┌────────

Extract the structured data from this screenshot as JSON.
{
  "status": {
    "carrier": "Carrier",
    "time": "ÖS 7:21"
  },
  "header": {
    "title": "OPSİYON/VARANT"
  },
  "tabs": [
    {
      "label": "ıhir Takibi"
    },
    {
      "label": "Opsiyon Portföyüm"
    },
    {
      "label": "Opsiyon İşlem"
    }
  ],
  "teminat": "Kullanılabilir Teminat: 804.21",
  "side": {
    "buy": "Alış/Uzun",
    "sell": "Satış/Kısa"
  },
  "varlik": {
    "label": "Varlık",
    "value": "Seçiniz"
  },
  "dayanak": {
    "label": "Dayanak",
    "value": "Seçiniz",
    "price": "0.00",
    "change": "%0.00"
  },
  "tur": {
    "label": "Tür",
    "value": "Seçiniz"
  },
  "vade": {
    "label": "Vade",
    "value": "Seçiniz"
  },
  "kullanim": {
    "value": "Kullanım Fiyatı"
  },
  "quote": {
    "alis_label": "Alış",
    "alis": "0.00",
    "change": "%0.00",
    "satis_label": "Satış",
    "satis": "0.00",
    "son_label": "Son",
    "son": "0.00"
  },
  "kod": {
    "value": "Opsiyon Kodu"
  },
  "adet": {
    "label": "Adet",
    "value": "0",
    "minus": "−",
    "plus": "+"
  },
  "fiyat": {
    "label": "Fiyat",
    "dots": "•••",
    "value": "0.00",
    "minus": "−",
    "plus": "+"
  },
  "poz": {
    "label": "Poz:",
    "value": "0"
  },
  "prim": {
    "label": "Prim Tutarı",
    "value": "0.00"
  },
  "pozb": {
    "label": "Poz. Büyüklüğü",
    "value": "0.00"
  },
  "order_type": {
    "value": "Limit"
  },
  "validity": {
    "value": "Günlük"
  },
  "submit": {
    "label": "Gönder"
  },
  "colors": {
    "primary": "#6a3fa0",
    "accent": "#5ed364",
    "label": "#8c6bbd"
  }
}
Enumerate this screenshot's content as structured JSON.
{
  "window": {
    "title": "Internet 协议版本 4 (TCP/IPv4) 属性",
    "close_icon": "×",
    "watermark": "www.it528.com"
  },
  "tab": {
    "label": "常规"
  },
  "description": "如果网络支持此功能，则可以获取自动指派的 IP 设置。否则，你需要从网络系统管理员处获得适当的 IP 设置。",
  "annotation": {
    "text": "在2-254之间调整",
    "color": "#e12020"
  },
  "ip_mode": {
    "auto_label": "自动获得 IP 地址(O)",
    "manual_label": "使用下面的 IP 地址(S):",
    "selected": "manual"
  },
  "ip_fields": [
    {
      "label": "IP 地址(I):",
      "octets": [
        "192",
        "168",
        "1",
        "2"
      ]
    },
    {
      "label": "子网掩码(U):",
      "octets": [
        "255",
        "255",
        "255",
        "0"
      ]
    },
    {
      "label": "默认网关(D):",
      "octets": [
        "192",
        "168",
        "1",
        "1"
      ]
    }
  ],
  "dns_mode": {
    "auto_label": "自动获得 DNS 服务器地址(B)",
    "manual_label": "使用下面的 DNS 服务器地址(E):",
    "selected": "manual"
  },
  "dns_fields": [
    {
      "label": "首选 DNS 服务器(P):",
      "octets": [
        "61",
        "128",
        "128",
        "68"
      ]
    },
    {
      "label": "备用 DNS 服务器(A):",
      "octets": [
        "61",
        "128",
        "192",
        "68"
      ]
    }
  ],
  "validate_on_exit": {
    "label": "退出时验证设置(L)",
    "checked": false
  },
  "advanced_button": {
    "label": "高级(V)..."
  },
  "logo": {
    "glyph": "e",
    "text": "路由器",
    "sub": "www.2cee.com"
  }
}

└────────

Exercise requirements:
Print the records once more, exactly as they were given.

Task output:
Extract the structured data from this screenshot as JSON.
{
  "status": {
    "carrier": "Carrier",
    "time": "ÖS 7:21"
  },
  "header": {
    "title": "OPSİYON/VARANT"
  },
  "tabs": [
    {
      "label": "ıhir Takibi"
    },
    {
      "label": "Opsiyon Portföyüm"
    },
    {
      "label": "Opsiyon İşlem"
    }
  ],
  "teminat": "Kullanılabilir Teminat: 804.21",
  "side": {
    "buy": "Alış/Uzun",
    "sell": "Satış/Kısa"
  },
  "varlik": {
    "label": "Varlık",
    "value": "Seçiniz"
  },
  "dayanak": {
    "label": "Dayanak",
    "value": "Seçiniz",
    "price": "0.00",
    "change": "%0.00"
  },
  "tur": {
    "label": "Tür",
    "value": "Seçiniz"
  },
  "vade": {
    "label": "Vade",
    "value": "Seçiniz"
  },
  "kullanim": {
    "value": "Kullanım Fiyatı"
  },
  "quote": {
    "alis_label": "Alış",
    "alis": "0.00",
    "change": "%0.00",
    "satis_label": "Satış",
    "satis": "0.00",
    "son_label": "Son",
    "son": "0.00"
  },
  "kod": {
    "value": "Opsiyon Kodu"
  },
  "adet": {
    "label": "Adet",
    "value": "0",
    "minus": "−",
    "plus": "+"
  },
  "fiyat": {
    "label": "Fiyat",
    "dots": "•••",
    "value": "0.00",
    "minus": "−",
    "plus": "+"
  },
  "poz": {
    "label": "Poz:",
    "value": "0"
  },
  "prim": {
    "label": "Prim Tutarı",
    "value": "0.00"
  },
  "pozb": {
    "label": "Poz. Büyüklüğü",
    "value": "0.00"
  },
  "order_type": {
    "value": "Limit"
  },
  "validity": {
    "value": "Günlük"
  },
  "submit": {
    "label": "Gönder"
  },
  "colors": {
    "primary": "#6a3fa0",
    "accent": "#5ed364",
    "label": "#8c6bbd"
  }
}
Enumerate this screenshot's content as structured JSON.
{
  "window": {
    "title": "Internet 协议版本 4 (TCP/IPv4) 属性",
    "close_icon": "×",
    "watermark": "www.it528.com"
  },
  "tab": {
    "label": "常规"
  },
  "description": "如果网络支持此功能，则可以获取自动指派的 IP 设置。否则，你需要从网络系统管理员处获得适当的 IP 设置。",
  "annotation": {
    "text": "在2-254之间调整",
    "color": "#e12020"
  },
  "ip_mode": {
    "auto_label": "自动获得 IP 地址(O)",
    "manual_label": "使用下面的 IP 地址(S):",
    "selected": "manual"
  },
  "ip_fields": [
    {
      "label": "IP 地址(I):",
      "octets": [
        "192",
        "168",
        "1",
        "2"
      ]
    },
    {
      "label": "子网掩码(U):",
      "octets": [
        "255",
        "255",
        "255",
        "0"
      ]
    },
    {
      "label": "默认网关(D):",
      "octets": [
        "192",
        "168",
        "1",
        "1"
      ]
    }
  ],
  "dns_mode": {
    "auto_label": "自动获得 DNS 服务器地址(B)",
    "manual_label": "使用下面的 DNS 服务器地址(E):",
    "selected": "manual"
  },
  "dns_fields": [
    {
      "label": "首选 DNS 服务器(P):",
      "octets": [
        "61",
        "128",
        "128",
        "68"
      ]
    },
    {
      "label": "备用 DNS 服务器(A):",
      "octets": [
        "61",
        "128",
        "192",
        "68"
      ]
    }
  ],
  "validate_on_exit": {
    "label": "退出时验证设置(L)",
    "checked": false
  },
  "advanced_button": {
    "label": "高级(V)..."
  },
  "logo": {
    "glyph": "e",
    "text": "路由器",
    "sub": "www.2cee.com"
  }
}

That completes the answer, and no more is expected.